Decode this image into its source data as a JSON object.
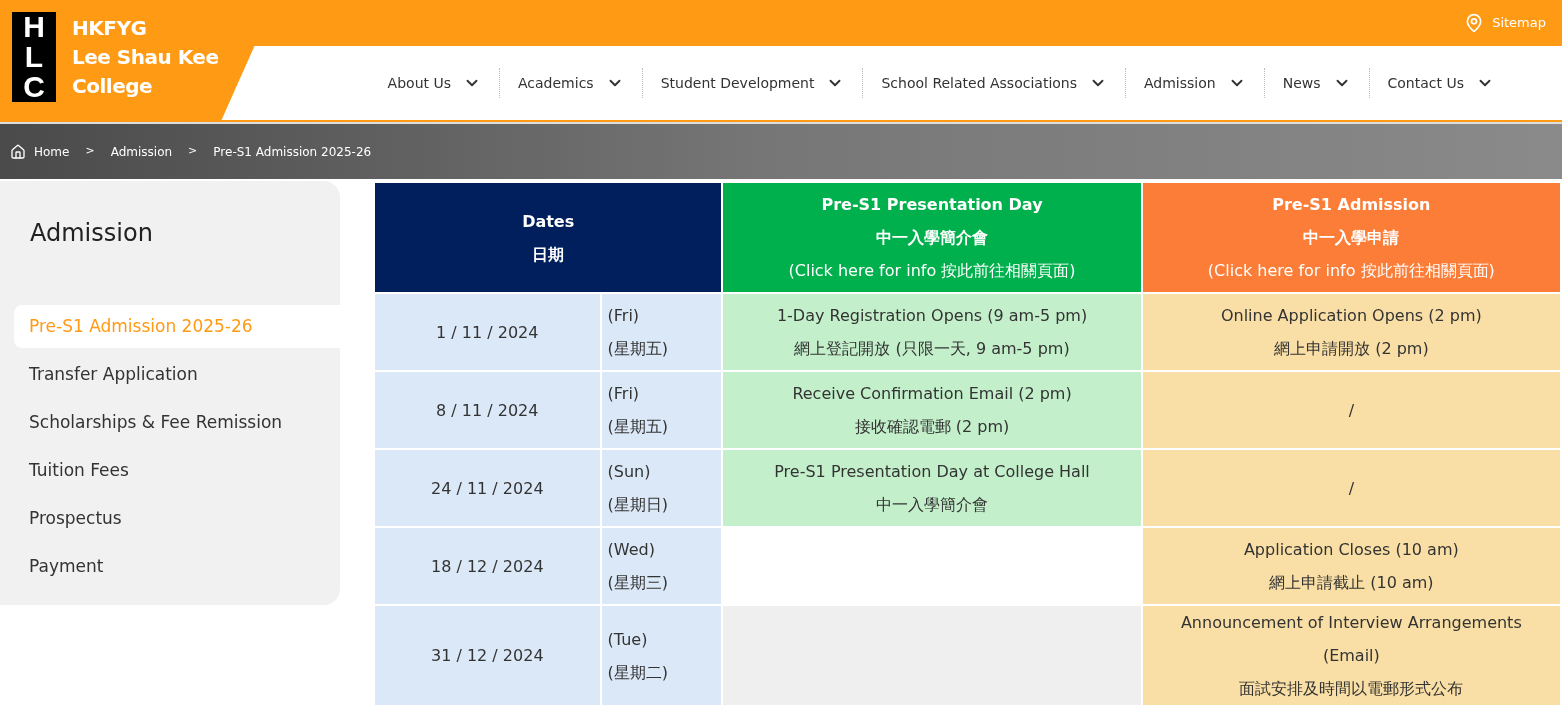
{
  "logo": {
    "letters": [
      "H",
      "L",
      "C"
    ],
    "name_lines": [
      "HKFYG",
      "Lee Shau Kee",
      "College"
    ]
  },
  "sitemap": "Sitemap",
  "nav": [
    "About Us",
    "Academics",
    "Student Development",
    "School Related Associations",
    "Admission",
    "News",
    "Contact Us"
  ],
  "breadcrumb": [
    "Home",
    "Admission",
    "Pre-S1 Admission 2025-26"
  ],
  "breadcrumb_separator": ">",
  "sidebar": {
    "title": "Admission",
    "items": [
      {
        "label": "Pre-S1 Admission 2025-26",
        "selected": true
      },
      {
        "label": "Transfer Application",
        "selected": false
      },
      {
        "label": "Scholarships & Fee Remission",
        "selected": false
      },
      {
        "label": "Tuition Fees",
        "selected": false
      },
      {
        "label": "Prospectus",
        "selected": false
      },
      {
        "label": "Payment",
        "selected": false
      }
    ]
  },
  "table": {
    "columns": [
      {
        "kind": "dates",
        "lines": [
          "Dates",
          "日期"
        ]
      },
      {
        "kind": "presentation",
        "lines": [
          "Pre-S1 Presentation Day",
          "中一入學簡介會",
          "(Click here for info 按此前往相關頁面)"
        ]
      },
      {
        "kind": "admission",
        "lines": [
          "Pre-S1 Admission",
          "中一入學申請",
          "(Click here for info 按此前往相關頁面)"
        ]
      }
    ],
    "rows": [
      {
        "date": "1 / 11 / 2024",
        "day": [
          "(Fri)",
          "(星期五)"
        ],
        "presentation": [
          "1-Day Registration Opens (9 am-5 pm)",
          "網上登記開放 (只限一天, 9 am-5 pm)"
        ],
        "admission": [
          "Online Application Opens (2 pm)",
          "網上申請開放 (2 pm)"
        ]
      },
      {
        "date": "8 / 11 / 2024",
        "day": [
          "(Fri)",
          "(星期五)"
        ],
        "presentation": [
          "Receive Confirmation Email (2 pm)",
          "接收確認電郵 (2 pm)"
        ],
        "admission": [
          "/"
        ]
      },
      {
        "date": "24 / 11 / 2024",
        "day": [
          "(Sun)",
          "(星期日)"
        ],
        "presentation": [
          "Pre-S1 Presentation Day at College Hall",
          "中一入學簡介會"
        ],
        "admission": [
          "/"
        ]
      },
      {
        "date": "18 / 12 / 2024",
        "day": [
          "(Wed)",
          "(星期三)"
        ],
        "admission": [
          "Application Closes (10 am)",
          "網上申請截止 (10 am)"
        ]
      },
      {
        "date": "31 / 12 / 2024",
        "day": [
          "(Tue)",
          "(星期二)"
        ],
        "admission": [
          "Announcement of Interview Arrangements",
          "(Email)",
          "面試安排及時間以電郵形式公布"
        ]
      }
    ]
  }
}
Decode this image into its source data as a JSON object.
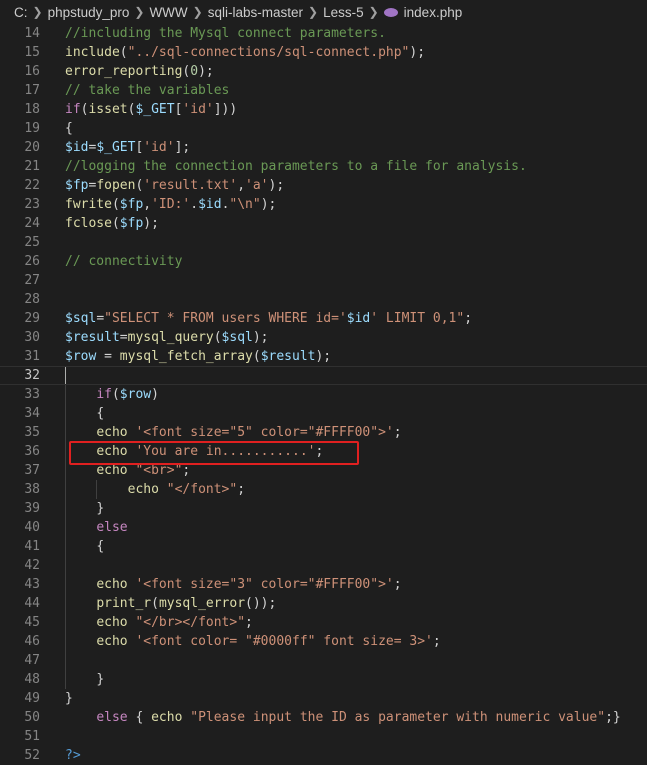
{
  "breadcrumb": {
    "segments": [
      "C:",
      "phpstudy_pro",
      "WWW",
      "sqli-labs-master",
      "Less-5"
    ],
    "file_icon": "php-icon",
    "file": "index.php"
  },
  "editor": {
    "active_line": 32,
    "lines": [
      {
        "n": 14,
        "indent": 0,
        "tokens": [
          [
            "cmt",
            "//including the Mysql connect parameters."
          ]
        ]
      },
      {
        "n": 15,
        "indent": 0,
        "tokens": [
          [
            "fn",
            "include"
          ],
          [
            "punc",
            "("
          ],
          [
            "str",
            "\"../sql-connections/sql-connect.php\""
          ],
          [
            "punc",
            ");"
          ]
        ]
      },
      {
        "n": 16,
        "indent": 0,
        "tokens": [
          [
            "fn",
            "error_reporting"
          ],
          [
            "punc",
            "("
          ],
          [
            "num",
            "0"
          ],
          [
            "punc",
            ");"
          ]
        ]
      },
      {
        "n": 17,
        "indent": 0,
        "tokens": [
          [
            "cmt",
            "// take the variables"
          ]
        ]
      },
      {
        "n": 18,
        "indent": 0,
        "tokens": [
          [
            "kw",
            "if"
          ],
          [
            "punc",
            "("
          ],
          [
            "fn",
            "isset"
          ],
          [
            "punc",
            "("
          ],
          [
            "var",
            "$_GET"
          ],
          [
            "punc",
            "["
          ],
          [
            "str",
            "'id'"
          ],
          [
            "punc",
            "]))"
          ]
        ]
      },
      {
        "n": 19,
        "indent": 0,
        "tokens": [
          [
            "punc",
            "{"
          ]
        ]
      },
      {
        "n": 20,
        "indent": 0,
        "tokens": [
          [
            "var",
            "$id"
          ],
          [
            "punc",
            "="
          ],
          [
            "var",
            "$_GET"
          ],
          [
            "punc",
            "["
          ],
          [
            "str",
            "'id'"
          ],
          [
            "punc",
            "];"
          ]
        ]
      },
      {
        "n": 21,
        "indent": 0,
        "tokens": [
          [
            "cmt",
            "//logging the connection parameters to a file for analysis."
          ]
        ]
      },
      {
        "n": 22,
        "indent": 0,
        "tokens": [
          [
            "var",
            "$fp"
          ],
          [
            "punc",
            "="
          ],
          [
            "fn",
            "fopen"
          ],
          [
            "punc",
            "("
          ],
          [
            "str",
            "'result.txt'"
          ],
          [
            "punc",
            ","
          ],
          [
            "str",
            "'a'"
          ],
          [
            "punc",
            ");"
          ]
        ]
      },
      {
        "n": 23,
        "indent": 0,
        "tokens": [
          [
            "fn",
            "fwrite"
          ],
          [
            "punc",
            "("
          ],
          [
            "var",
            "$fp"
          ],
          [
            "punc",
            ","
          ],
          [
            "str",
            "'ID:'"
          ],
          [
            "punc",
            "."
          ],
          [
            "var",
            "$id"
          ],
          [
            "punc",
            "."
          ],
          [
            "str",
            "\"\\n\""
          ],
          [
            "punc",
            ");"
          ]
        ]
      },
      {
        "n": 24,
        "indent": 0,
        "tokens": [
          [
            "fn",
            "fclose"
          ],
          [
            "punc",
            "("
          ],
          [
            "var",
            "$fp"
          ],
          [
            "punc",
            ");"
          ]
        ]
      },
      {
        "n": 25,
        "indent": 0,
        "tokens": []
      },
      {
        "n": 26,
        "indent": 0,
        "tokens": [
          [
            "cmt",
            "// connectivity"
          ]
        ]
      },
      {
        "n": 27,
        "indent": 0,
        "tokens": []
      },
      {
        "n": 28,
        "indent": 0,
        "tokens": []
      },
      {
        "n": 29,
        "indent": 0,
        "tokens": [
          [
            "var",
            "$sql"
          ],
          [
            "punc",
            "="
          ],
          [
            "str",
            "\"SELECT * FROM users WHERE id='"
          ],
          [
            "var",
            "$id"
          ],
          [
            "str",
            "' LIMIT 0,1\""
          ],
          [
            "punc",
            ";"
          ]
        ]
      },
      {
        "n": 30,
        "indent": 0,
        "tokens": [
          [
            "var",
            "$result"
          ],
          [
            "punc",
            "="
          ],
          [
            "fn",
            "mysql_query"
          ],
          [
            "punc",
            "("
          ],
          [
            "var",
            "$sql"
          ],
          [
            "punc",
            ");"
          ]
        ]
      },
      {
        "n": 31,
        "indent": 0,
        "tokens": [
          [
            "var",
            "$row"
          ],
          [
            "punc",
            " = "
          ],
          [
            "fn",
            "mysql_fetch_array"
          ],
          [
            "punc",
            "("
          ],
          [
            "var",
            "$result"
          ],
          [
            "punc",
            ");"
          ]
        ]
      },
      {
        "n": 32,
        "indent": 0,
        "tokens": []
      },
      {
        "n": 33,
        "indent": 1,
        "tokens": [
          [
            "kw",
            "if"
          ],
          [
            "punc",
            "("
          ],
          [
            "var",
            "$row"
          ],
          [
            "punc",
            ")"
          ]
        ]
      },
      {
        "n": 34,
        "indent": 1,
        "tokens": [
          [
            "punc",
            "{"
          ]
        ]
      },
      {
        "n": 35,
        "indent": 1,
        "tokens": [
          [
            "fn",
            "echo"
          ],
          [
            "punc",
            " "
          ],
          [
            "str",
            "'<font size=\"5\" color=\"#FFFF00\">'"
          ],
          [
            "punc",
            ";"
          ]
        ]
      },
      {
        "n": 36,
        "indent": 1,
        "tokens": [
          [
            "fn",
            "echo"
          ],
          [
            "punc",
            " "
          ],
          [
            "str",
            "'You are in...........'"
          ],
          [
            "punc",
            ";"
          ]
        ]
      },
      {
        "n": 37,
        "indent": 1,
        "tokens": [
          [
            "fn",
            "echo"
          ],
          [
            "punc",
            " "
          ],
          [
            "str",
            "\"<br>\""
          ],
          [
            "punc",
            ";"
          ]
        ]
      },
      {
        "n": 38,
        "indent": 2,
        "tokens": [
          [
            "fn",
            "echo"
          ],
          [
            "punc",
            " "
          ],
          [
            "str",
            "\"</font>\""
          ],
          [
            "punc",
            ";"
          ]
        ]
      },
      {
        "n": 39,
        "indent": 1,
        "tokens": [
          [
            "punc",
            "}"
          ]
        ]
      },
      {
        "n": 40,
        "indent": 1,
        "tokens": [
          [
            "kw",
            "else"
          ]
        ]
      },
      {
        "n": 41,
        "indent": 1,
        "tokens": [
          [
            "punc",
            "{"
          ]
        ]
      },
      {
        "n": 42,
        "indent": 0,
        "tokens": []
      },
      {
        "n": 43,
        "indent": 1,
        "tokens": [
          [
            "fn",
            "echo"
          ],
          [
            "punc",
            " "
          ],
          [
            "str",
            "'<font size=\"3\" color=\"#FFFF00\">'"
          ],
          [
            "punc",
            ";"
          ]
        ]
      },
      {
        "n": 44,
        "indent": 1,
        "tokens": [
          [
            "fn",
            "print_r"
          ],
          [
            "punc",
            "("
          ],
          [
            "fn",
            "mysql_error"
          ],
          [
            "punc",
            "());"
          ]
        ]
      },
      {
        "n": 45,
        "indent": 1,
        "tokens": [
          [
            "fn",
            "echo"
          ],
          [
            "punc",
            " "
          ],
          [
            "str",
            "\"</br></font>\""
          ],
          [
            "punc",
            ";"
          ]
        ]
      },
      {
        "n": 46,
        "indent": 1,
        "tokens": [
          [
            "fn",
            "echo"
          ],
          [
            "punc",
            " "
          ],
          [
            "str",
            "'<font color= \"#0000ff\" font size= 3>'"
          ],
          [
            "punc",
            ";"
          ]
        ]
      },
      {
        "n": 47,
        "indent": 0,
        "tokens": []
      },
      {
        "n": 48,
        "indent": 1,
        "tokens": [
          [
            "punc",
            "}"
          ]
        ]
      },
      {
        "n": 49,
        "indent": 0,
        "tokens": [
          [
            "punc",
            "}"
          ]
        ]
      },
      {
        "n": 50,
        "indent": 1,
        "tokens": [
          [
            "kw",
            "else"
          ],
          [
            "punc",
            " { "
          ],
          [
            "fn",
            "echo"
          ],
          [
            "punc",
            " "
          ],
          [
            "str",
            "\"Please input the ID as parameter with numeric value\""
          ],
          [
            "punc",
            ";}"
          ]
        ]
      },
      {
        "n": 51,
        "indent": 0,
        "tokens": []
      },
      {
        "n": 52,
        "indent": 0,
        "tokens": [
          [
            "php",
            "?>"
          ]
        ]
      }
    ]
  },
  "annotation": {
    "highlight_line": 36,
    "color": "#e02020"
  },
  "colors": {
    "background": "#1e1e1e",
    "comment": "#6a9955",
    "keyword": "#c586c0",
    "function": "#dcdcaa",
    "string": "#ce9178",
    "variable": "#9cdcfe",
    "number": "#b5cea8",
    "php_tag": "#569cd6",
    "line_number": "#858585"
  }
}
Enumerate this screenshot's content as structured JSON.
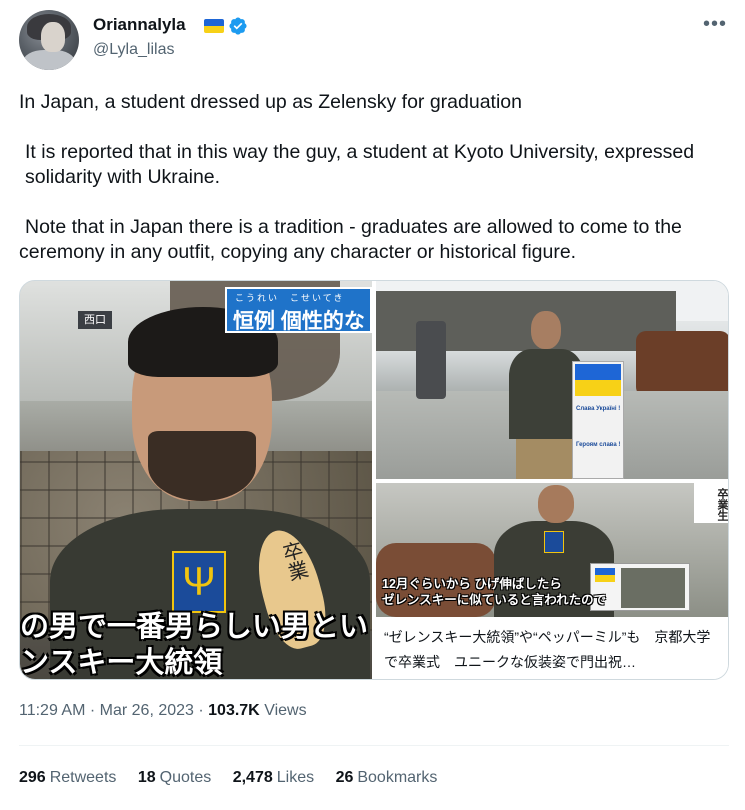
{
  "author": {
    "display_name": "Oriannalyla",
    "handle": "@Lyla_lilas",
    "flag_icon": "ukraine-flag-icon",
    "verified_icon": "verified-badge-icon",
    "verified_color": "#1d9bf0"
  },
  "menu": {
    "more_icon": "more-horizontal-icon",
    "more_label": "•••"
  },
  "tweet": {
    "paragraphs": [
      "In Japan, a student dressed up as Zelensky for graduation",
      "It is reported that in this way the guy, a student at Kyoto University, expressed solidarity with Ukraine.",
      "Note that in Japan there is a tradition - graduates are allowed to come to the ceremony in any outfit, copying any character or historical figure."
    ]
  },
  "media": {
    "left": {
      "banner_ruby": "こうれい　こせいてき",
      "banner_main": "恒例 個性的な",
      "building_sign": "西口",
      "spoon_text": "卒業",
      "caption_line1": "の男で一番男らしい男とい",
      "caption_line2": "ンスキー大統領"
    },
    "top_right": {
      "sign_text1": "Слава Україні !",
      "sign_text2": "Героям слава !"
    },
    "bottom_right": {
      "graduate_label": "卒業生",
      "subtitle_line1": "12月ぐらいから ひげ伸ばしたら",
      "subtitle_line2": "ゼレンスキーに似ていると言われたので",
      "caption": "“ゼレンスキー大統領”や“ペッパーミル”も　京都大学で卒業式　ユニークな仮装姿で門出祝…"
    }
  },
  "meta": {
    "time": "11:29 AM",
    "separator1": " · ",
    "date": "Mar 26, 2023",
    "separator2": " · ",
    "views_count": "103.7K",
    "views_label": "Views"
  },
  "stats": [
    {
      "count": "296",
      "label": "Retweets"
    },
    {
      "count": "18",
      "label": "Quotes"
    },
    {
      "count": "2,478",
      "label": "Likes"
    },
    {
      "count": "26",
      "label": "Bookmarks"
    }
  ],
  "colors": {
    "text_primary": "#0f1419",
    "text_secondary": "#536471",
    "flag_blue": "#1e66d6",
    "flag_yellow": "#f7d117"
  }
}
================
» Your task:
Identify the lines above with the word "icon". Copy them.

» Exercise result:
    "file_icon": "php-icon",
    "flag_icon": "ukraine-flag-icon",
    "verified_icon": "verified-badge-icon",
    "more_icon": "more-horizontal-icon",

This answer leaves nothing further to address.